**The task**
Extract the lines that hold the string "name".

**Record list**
● ● ● ● ●

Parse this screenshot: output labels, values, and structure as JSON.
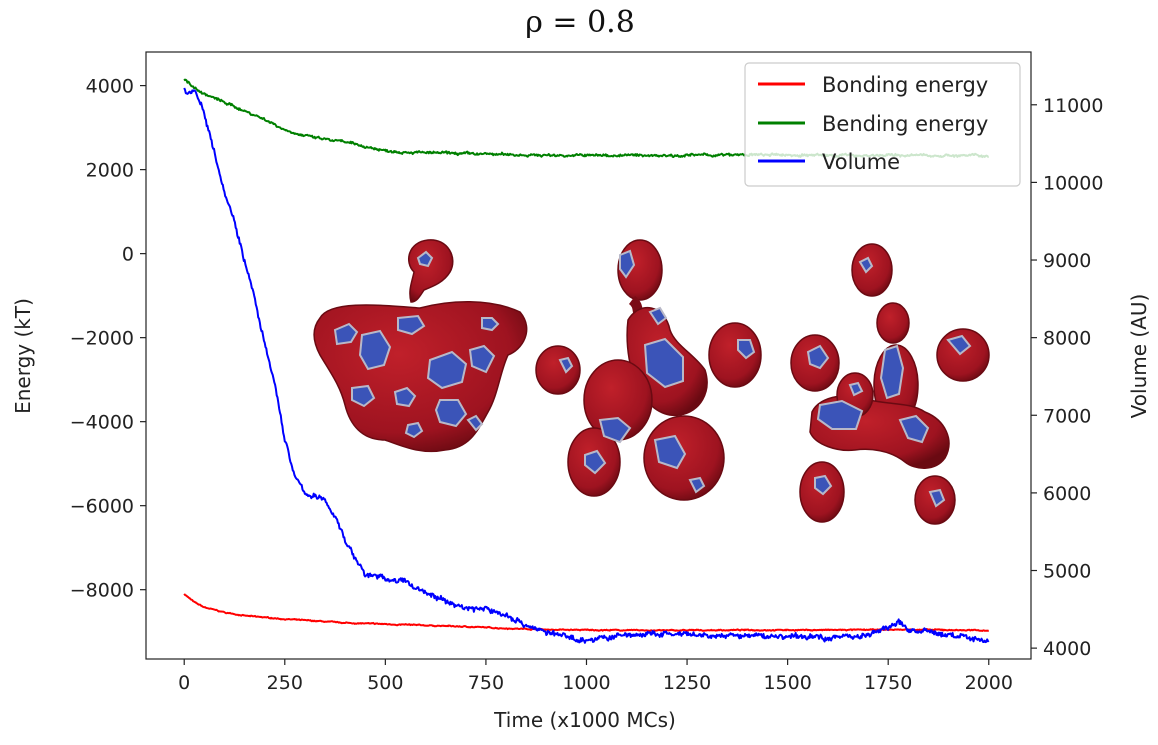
{
  "chart_data": {
    "type": "line",
    "title": "ρ = 0.8",
    "xlabel": "Time (x1000 MCs)",
    "ylabel": "Energy (kT)",
    "y2label": "Volume (AU)",
    "xlim": [
      -95,
      2105
    ],
    "ylim": [
      -9650,
      4800
    ],
    "y2lim": [
      3860,
      11680
    ],
    "x_ticks": [
      0,
      250,
      500,
      750,
      1000,
      1250,
      1500,
      1750,
      2000
    ],
    "x_tick_labels": [
      "0",
      "250",
      "500",
      "750",
      "1000",
      "1250",
      "1500",
      "1750",
      "2000"
    ],
    "y_ticks": [
      4000,
      2000,
      0,
      -2000,
      -4000,
      -6000,
      -8000
    ],
    "y_tick_labels": [
      "4000",
      "2000",
      "0",
      "−2000",
      "−4000",
      "−6000",
      "−8000"
    ],
    "y2_ticks": [
      11000,
      10000,
      9000,
      8000,
      7000,
      6000,
      5000,
      4000
    ],
    "y2_tick_labels": [
      "11000",
      "10000",
      "9000",
      "8000",
      "7000",
      "6000",
      "5000",
      "4000"
    ],
    "grid": false,
    "legend_position": "top-right",
    "series": [
      {
        "name": "Bonding energy",
        "color": "#ff0000",
        "axis": "left",
        "noise": 12,
        "x": [
          0,
          25,
          50,
          100,
          150,
          200,
          250,
          300,
          400,
          500,
          600,
          700,
          800,
          900,
          1000,
          1200,
          1400,
          1600,
          1800,
          2000
        ],
        "y": [
          -8100,
          -8300,
          -8420,
          -8540,
          -8620,
          -8660,
          -8700,
          -8730,
          -8790,
          -8820,
          -8850,
          -8880,
          -8920,
          -8950,
          -8960,
          -8970,
          -8960,
          -8960,
          -8950,
          -8970
        ]
      },
      {
        "name": "Bending energy",
        "color": "#008000",
        "axis": "left",
        "noise": 30,
        "x": [
          0,
          25,
          50,
          100,
          150,
          200,
          250,
          300,
          350,
          400,
          450,
          500,
          600,
          700,
          800,
          900,
          1000,
          1200,
          1400,
          1600,
          1800,
          2000
        ],
        "y": [
          4150,
          3950,
          3800,
          3600,
          3400,
          3200,
          2950,
          2800,
          2720,
          2650,
          2550,
          2450,
          2400,
          2380,
          2360,
          2340,
          2340,
          2340,
          2350,
          2340,
          2340,
          2330
        ]
      },
      {
        "name": "Volume",
        "color": "#0000ff",
        "axis": "right",
        "noise": 35,
        "x": [
          0,
          10,
          25,
          50,
          75,
          100,
          125,
          150,
          175,
          200,
          225,
          250,
          275,
          300,
          325,
          350,
          375,
          400,
          425,
          450,
          500,
          550,
          600,
          650,
          700,
          750,
          800,
          850,
          900,
          950,
          1000,
          1100,
          1200,
          1300,
          1400,
          1500,
          1600,
          1700,
          1750,
          1775,
          1800,
          1900,
          2000
        ],
        "y": [
          11200,
          11150,
          11200,
          10900,
          10400,
          9900,
          9500,
          9000,
          8500,
          7900,
          7400,
          6700,
          6200,
          6000,
          5950,
          5900,
          5700,
          5400,
          5150,
          4950,
          4900,
          4850,
          4720,
          4600,
          4520,
          4500,
          4430,
          4300,
          4200,
          4150,
          4100,
          4170,
          4180,
          4150,
          4160,
          4150,
          4140,
          4170,
          4260,
          4340,
          4240,
          4170,
          4100
        ]
      }
    ]
  }
}
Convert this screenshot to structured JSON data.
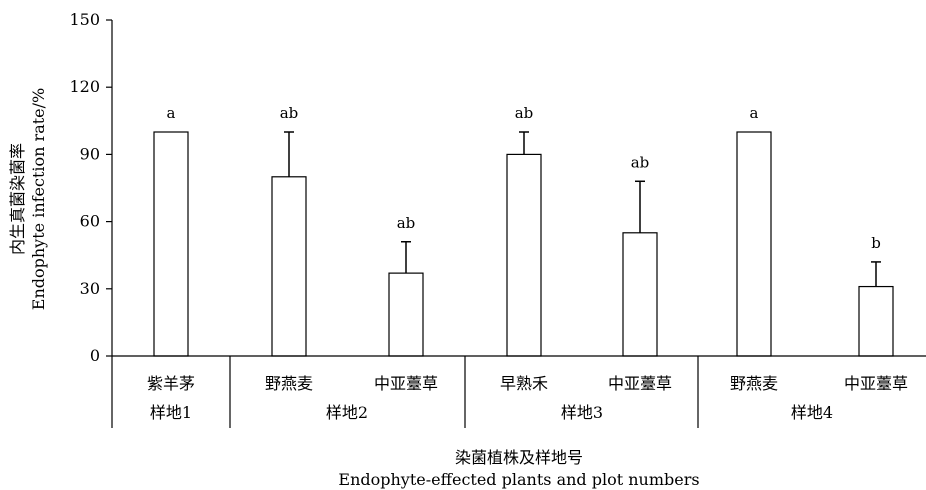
{
  "chart_data": {
    "type": "bar",
    "title": "",
    "ylabel": "内生真菌染菌率",
    "ylabel_en": "Endophyte infection rate/%",
    "xlabel": "染菌植株及样地号",
    "xlabel_en": "Endophyte-effected plants and plot numbers",
    "ylim": [
      0,
      150
    ],
    "yticks": [
      "0",
      "30",
      "60",
      "90",
      "120",
      "150"
    ],
    "categories": [
      "紫羊茅",
      "野燕麦",
      "中亚薹草",
      "早熟禾",
      "中亚薹草",
      "野燕麦",
      "中亚薹草"
    ],
    "values": [
      100,
      80,
      37,
      90,
      55,
      100,
      31
    ],
    "error_upper": [
      0,
      20,
      14,
      10,
      23,
      0,
      11
    ],
    "significance": [
      "a",
      "ab",
      "ab",
      "ab",
      "ab",
      "a",
      "b"
    ],
    "groups": [
      {
        "label": "样地1",
        "count": 1
      },
      {
        "label": "样地2",
        "count": 2
      },
      {
        "label": "样地3",
        "count": 2
      },
      {
        "label": "样地4",
        "count": 2
      }
    ],
    "grid": false,
    "legend": "none",
    "bar_color": "#ffffff",
    "edge_color": "#000000"
  }
}
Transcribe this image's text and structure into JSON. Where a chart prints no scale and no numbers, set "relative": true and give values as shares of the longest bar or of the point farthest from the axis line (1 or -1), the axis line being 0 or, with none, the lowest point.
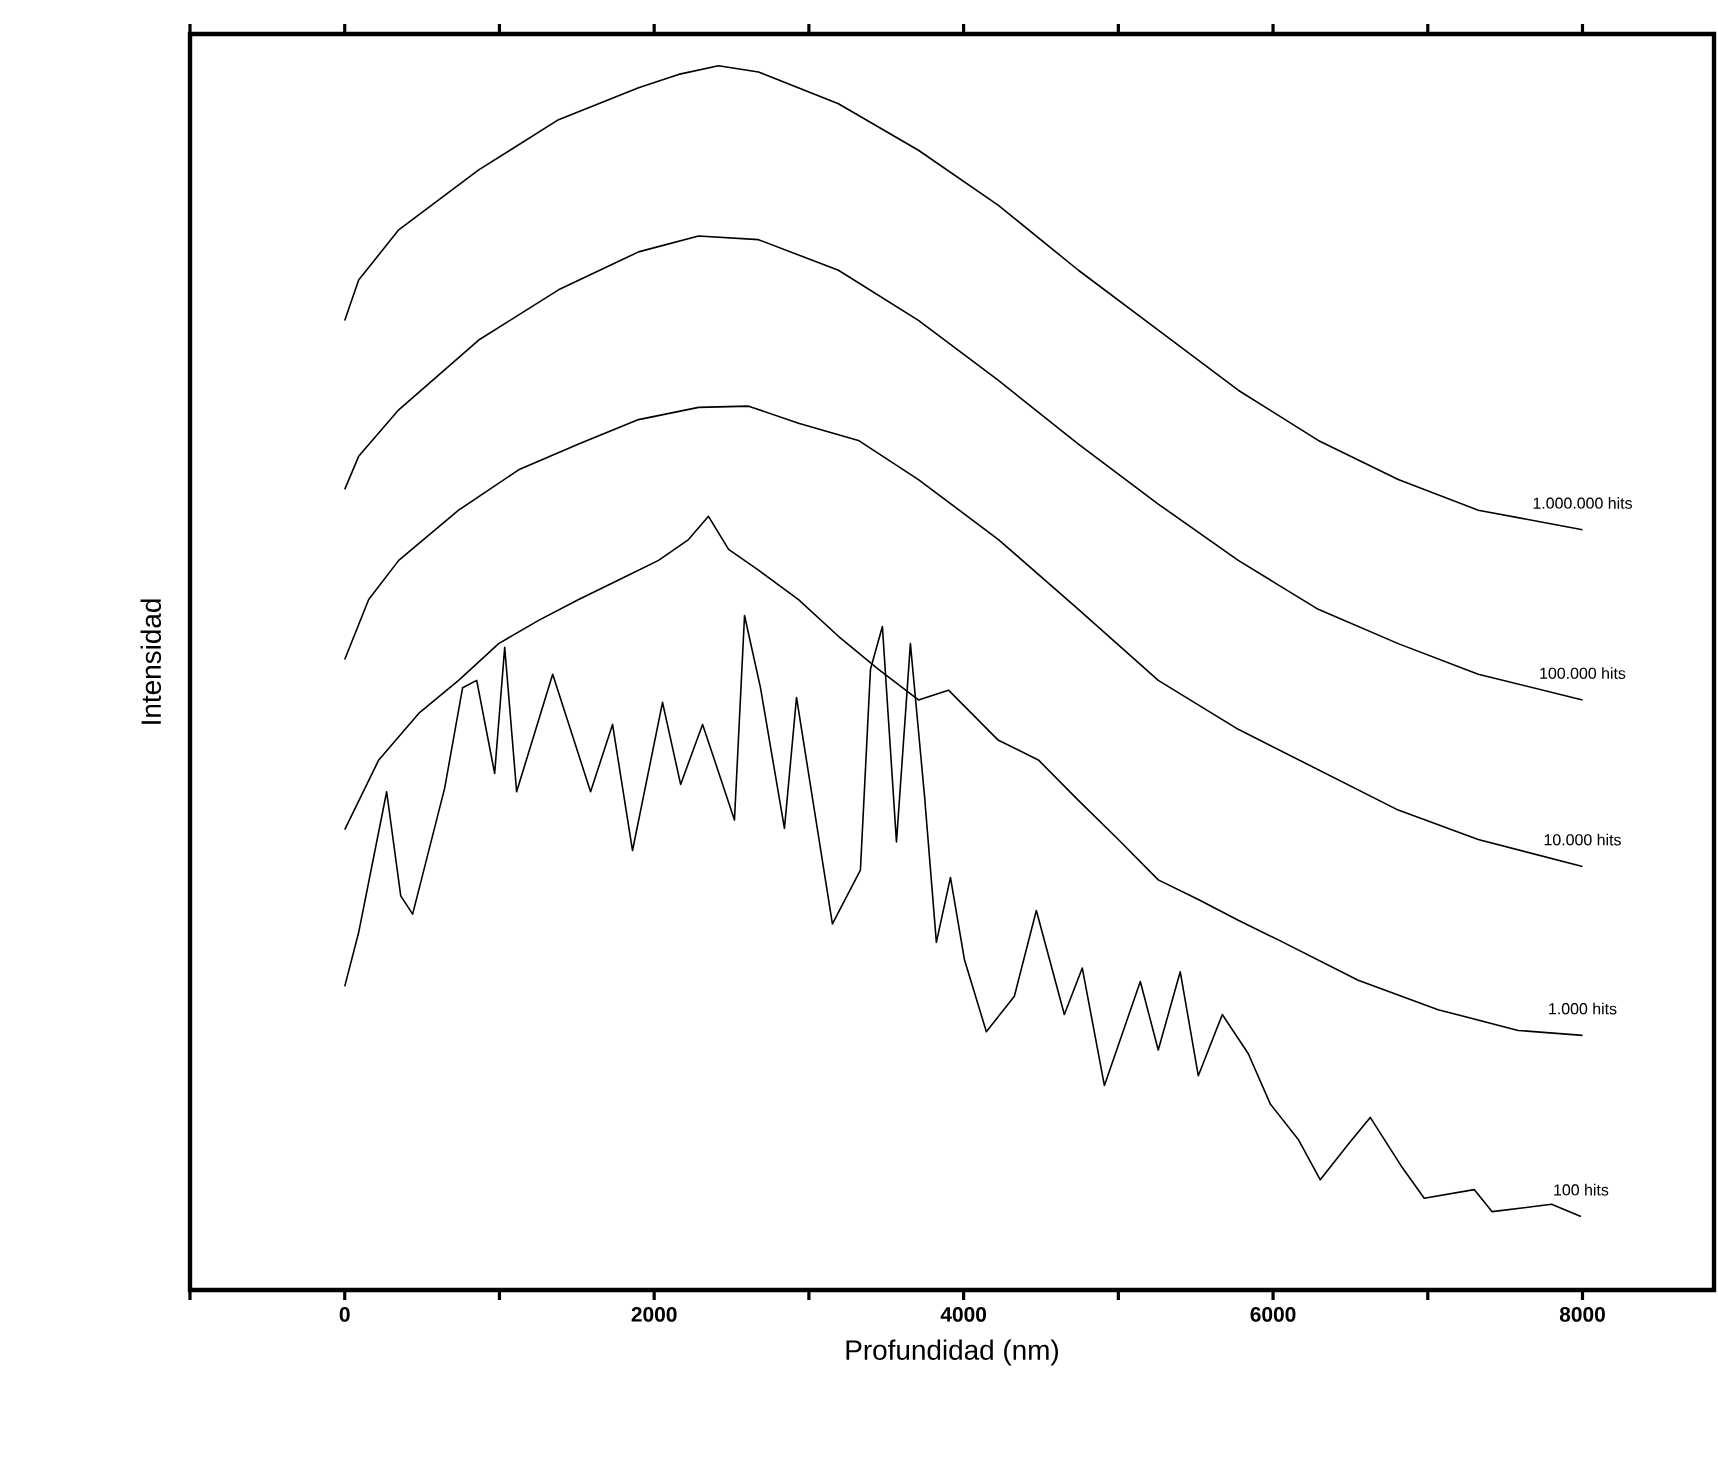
{
  "chart_data": {
    "type": "line",
    "xlabel": "Profundidad (nm)",
    "ylabel": "Intensidad",
    "relative": true,
    "xlim": [
      -1000,
      8850
    ],
    "xticks": [
      {
        "value": -1000,
        "label": null
      },
      0,
      {
        "value": 1000,
        "label": null
      },
      2000,
      {
        "value": 3000,
        "label": null
      },
      4000,
      {
        "value": 5000,
        "label": null
      },
      6000,
      {
        "value": 7000,
        "label": null
      },
      8000
    ],
    "grid": false,
    "legend": false,
    "marker": "none",
    "line_style": "solid",
    "series": [
      {
        "name": "1.000.000 hits",
        "color": "#000000",
        "x": [
          0,
          90,
          349,
          866,
          1382,
          1899,
          2158,
          2416,
          2674,
          3191,
          3708,
          4225,
          4742,
          5258,
          5775,
          6292,
          6809,
          7326,
          8000
        ],
        "values": [
          0.792,
          0.825,
          0.866,
          0.915,
          0.956,
          0.982,
          0.993,
          1.0,
          0.995,
          0.969,
          0.931,
          0.886,
          0.833,
          0.784,
          0.735,
          0.694,
          0.662,
          0.637,
          0.621
        ]
      },
      {
        "name": "100.000 hits",
        "color": "#000000",
        "x": [
          0,
          90,
          349,
          866,
          1382,
          1899,
          2287,
          2674,
          3191,
          3708,
          4225,
          4742,
          5258,
          5775,
          6292,
          6809,
          7326,
          8000
        ],
        "values": [
          0.654,
          0.681,
          0.719,
          0.776,
          0.817,
          0.848,
          0.861,
          0.858,
          0.833,
          0.792,
          0.743,
          0.691,
          0.642,
          0.596,
          0.556,
          0.528,
          0.503,
          0.482
        ]
      },
      {
        "name": "10.000 hits",
        "color": "#000000",
        "x": [
          0,
          155,
          349,
          736,
          1124,
          1512,
          1899,
          2287,
          2610,
          2933,
          3320,
          3708,
          4225,
          4742,
          5258,
          5775,
          6292,
          6809,
          7326,
          8000
        ],
        "values": [
          0.515,
          0.564,
          0.596,
          0.637,
          0.67,
          0.691,
          0.711,
          0.721,
          0.722,
          0.708,
          0.694,
          0.662,
          0.613,
          0.556,
          0.498,
          0.458,
          0.425,
          0.392,
          0.368,
          0.346
        ]
      },
      {
        "name": "1.000 hits",
        "color": "#000000",
        "x": [
          0,
          220,
          478,
          736,
          995,
          1253,
          1512,
          1770,
          2028,
          2222,
          2351,
          2481,
          2674,
          2933,
          3191,
          3450,
          3708,
          3902,
          4225,
          4483,
          4742,
          5000,
          5258,
          5517,
          5775,
          6034,
          6550,
          7067,
          7584,
          8000
        ],
        "values": [
          0.376,
          0.433,
          0.471,
          0.498,
          0.528,
          0.547,
          0.564,
          0.58,
          0.596,
          0.613,
          0.632,
          0.605,
          0.588,
          0.564,
          0.534,
          0.507,
          0.482,
          0.49,
          0.449,
          0.433,
          0.4,
          0.368,
          0.335,
          0.319,
          0.302,
          0.286,
          0.253,
          0.229,
          0.212,
          0.208
        ]
      },
      {
        "name": "100 hits",
        "color": "#000000",
        "x": [
          0,
          90,
          271,
          362,
          439,
          646,
          762,
          853,
          969,
          1034,
          1111,
          1344,
          1589,
          1731,
          1860,
          2054,
          2171,
          2313,
          2519,
          2584,
          2687,
          2842,
          2920,
          3152,
          3333,
          3398,
          3475,
          3566,
          3656,
          3747,
          3824,
          3915,
          4005,
          4147,
          4328,
          4470,
          4651,
          4767,
          4910,
          5142,
          5258,
          5400,
          5517,
          5672,
          5840,
          5982,
          6163,
          6305,
          6486,
          6628,
          6835,
          6977,
          7300,
          7416,
          7800,
          7990
        ],
        "values": [
          0.248,
          0.292,
          0.407,
          0.322,
          0.307,
          0.41,
          0.492,
          0.498,
          0.422,
          0.525,
          0.407,
          0.503,
          0.407,
          0.462,
          0.359,
          0.48,
          0.413,
          0.462,
          0.384,
          0.551,
          0.492,
          0.377,
          0.484,
          0.299,
          0.343,
          0.507,
          0.542,
          0.366,
          0.528,
          0.404,
          0.284,
          0.337,
          0.27,
          0.211,
          0.24,
          0.31,
          0.225,
          0.263,
          0.167,
          0.252,
          0.196,
          0.26,
          0.175,
          0.225,
          0.193,
          0.152,
          0.123,
          0.09,
          0.119,
          0.141,
          0.1,
          0.075,
          0.082,
          0.064,
          0.07,
          0.06
        ]
      }
    ]
  }
}
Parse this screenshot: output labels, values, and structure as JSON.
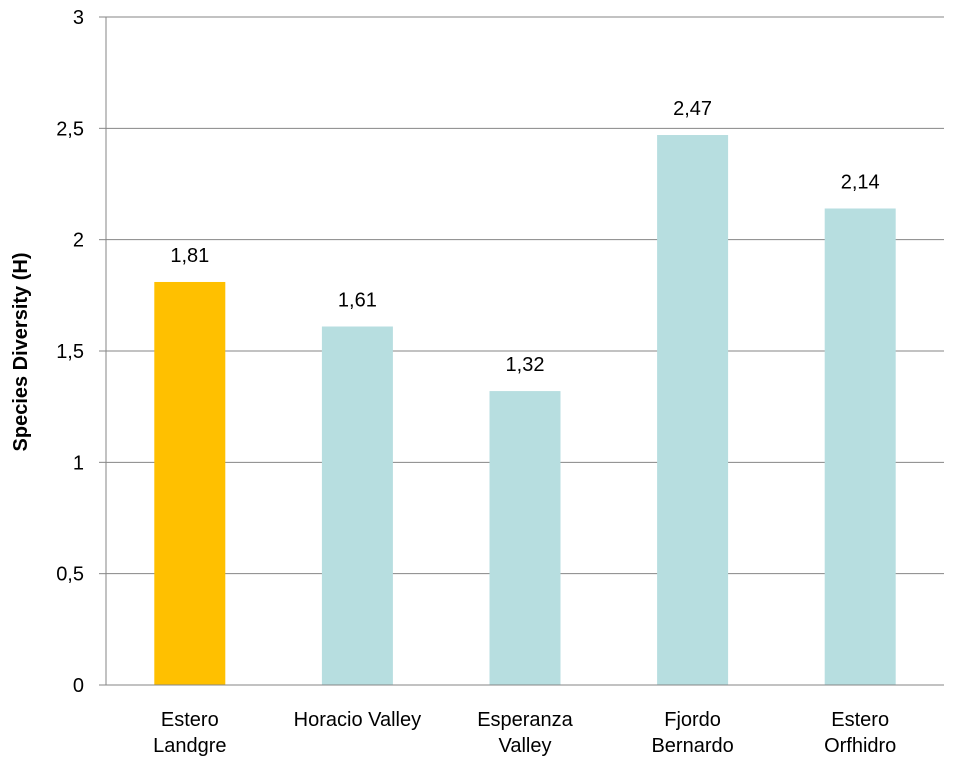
{
  "chart_data": {
    "type": "bar",
    "ylabel": "Species Diversity (H)",
    "xlabel": "",
    "ylim": [
      0,
      3
    ],
    "yticks": [
      "0",
      "0,5",
      "1",
      "1,5",
      "2",
      "2,5",
      "3"
    ],
    "ytick_values": [
      0,
      0.5,
      1,
      1.5,
      2,
      2.5,
      3
    ],
    "grid": "horizontal",
    "legend": "none",
    "categories": [
      [
        "Estero",
        "Landgre"
      ],
      [
        "Horacio Valley"
      ],
      [
        "Esperanza",
        "Valley"
      ],
      [
        "Fjordo",
        "Bernardo"
      ],
      [
        "Estero",
        "Orfhidro"
      ]
    ],
    "values": [
      1.81,
      1.61,
      1.32,
      2.47,
      2.14
    ],
    "value_labels": [
      "1,81",
      "1,61",
      "1,32",
      "2,47",
      "2,14"
    ],
    "colors": [
      "#FFC000",
      "#B7DEE0",
      "#B7DEE0",
      "#B7DEE0",
      "#B7DEE0"
    ]
  }
}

● ● ● ● ●

**Complete answer**
        "name": "Bonding energy",
        "name": "Bending energy",
        "name": "Volume",
        "name": "1.000.000 hits",
        "name": "100.000 hits",
        "name": "10.000 hits",
        "name": "1.000 hits",
        "name": "100 hits",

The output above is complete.